INSTRUCTIONS FOR THE TASK: In the material below, find all lines with the string "deren" and copy them.

-------- DATA SHOWN

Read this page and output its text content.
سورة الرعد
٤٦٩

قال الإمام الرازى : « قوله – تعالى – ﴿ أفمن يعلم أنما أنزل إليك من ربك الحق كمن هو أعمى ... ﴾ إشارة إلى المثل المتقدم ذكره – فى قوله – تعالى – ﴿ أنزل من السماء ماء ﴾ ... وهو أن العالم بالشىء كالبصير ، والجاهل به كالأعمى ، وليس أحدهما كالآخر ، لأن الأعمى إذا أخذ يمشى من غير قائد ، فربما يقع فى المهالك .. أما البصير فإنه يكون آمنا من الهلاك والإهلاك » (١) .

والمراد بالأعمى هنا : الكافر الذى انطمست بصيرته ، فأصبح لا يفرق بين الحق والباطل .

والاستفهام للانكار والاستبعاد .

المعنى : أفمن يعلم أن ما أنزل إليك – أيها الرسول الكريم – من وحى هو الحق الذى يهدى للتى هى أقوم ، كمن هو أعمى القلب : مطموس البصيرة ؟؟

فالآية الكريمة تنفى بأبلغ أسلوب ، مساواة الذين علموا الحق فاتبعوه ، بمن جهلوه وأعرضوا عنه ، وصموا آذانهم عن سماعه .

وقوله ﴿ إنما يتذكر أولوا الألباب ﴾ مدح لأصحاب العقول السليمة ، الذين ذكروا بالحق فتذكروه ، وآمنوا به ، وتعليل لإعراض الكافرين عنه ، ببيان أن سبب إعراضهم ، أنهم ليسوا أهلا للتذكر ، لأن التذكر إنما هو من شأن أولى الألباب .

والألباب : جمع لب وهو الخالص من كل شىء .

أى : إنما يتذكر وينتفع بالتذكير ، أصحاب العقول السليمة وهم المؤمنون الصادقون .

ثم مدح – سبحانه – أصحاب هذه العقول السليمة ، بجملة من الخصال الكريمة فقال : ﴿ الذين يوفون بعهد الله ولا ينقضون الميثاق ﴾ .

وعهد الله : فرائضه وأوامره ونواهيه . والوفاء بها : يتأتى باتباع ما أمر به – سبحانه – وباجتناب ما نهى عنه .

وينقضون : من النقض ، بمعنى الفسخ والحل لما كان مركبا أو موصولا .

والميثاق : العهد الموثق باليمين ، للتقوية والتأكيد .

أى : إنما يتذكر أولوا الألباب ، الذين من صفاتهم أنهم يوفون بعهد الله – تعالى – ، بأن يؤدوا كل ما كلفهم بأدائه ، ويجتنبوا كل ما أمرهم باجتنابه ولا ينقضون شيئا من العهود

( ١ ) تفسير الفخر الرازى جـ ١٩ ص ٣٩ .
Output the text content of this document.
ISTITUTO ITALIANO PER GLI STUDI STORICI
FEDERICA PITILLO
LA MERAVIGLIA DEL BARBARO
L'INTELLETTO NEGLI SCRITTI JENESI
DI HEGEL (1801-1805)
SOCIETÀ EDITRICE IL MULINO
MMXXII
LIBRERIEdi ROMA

----------------
-------- DATA SHOWN

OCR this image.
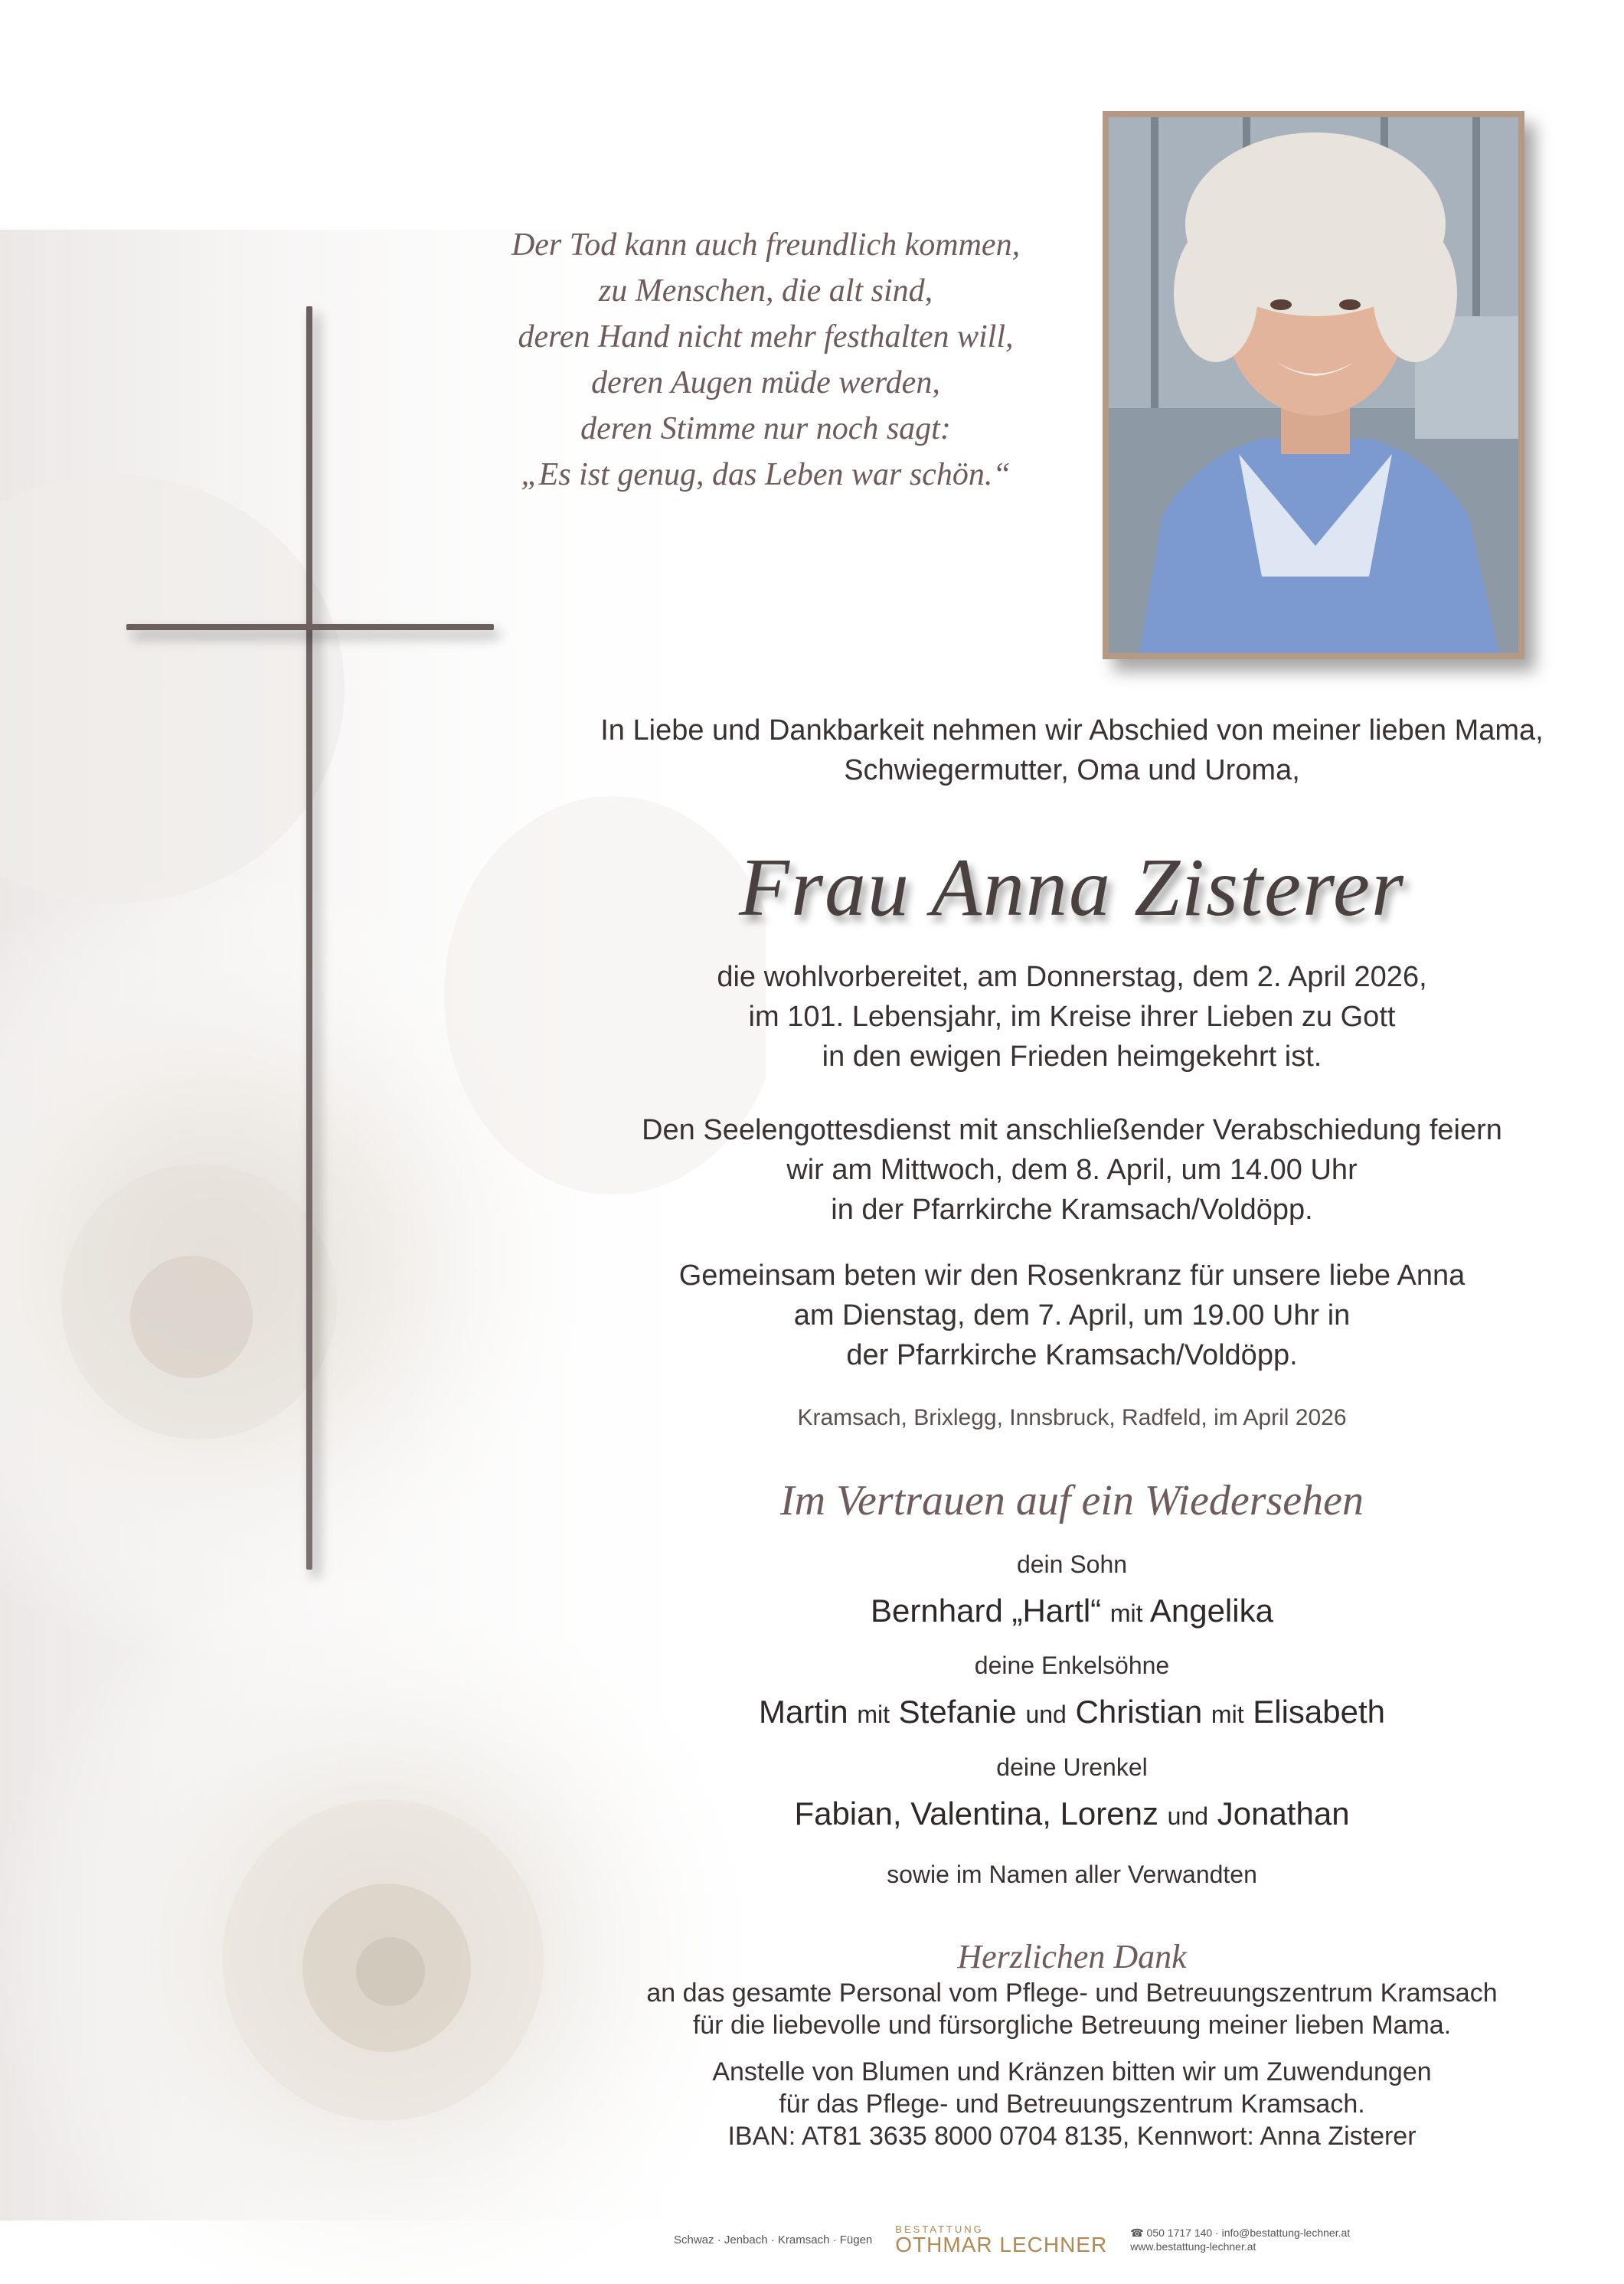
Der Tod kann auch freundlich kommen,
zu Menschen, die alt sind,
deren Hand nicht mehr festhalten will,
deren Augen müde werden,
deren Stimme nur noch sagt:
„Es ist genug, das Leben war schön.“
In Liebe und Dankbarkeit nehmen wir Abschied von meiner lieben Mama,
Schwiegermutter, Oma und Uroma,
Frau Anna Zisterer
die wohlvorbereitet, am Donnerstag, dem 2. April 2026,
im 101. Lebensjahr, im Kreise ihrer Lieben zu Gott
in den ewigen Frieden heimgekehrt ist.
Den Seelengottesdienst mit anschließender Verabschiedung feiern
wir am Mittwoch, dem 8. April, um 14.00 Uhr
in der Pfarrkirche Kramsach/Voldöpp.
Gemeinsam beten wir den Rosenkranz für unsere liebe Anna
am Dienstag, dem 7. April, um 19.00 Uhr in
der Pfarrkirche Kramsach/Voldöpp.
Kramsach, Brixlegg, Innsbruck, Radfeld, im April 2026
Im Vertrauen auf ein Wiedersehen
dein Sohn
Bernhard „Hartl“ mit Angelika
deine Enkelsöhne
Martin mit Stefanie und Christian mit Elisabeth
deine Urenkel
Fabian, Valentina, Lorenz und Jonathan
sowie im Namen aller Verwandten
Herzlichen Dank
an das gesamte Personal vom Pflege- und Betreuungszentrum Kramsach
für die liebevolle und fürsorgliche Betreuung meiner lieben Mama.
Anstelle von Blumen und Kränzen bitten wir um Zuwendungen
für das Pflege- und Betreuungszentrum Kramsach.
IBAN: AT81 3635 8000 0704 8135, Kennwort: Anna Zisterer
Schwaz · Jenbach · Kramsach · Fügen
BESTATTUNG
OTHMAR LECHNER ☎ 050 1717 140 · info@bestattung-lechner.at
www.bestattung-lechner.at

----------------
-------- DATA SHOWN

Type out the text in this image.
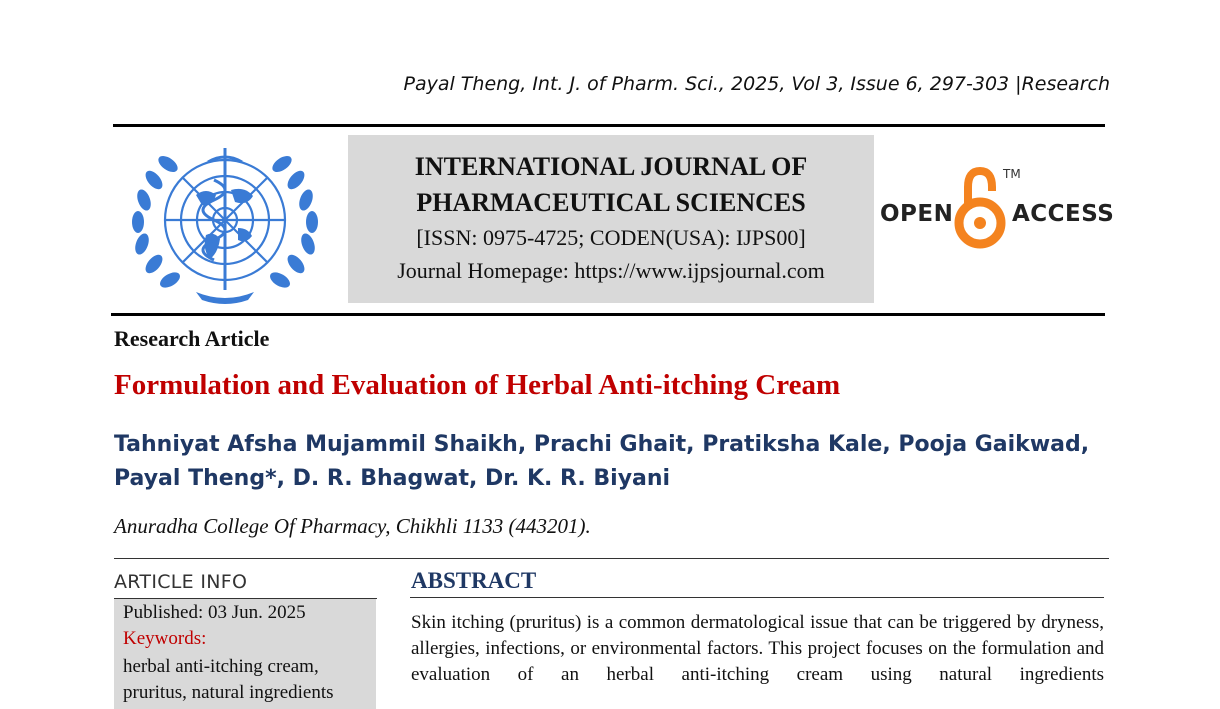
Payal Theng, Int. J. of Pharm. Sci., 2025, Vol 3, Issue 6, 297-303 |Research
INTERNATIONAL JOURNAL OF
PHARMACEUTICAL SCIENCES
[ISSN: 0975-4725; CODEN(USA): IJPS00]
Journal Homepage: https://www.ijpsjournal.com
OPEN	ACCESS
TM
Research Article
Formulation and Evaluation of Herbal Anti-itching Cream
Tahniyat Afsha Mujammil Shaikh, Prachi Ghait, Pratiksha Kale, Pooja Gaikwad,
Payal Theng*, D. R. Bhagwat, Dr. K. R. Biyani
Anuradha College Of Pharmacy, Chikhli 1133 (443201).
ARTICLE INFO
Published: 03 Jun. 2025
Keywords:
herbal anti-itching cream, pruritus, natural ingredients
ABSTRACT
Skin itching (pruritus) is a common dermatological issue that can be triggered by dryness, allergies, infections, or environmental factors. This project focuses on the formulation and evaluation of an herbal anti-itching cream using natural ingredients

----------------

TASK RESPONSE:
deren Hand nicht mehr festhalten will,
deren Augen müde werden,
deren Stimme nur noch sagt:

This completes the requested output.